— start of Dataset records —

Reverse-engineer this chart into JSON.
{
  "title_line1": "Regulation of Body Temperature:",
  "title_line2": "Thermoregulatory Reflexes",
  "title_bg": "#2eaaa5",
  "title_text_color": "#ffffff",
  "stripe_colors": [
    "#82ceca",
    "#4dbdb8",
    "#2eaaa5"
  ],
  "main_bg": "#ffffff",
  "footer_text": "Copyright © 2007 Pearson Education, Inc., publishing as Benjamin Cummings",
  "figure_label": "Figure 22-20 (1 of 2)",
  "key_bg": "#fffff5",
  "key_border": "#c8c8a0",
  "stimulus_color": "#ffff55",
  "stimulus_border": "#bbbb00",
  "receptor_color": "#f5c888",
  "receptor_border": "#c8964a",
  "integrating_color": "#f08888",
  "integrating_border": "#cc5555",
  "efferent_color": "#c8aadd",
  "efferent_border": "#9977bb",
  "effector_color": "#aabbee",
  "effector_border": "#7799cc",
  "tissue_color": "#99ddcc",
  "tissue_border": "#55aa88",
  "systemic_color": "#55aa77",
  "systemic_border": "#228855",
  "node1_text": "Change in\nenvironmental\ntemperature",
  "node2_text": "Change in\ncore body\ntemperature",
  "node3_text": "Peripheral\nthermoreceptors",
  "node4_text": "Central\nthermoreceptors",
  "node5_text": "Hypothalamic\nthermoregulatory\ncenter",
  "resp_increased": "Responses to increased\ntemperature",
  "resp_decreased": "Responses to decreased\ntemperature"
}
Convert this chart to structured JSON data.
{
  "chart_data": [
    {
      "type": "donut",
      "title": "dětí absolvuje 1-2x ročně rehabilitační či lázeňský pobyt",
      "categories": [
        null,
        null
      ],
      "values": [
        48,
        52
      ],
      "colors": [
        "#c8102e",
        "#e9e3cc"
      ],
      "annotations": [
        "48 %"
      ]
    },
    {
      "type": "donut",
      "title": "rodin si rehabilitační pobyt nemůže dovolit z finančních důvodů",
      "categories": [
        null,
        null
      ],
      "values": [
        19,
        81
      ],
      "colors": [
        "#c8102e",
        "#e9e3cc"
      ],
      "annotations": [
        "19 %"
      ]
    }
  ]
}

— end of Dataset records —

## Stated goal
Your task is to output exactly the lines running from the one with "Convert this chart to structured JSON data." through the final line of the material above, with both ends included.

## Output for this task
Convert this chart to structured JSON data.
{
  "chart_data": [
    {
      "type": "donut",
      "title": "dětí absolvuje 1-2x ročně rehabilitační či lázeňský pobyt",
      "categories": [
        null,
        null
      ],
      "values": [
        48,
        52
      ],
      "colors": [
        "#c8102e",
        "#e9e3cc"
      ],
      "annotations": [
        "48 %"
      ]
    },
    {
      "type": "donut",
      "title": "rodin si rehabilitační pobyt nemůže dovolit z finančních důvodů",
      "categories": [
        null,
        null
      ],
      "values": [
        19,
        81
      ],
      "colors": [
        "#c8102e",
        "#e9e3cc"
      ],
      "annotations": [
        "19 %"
      ]
    }
  ]
}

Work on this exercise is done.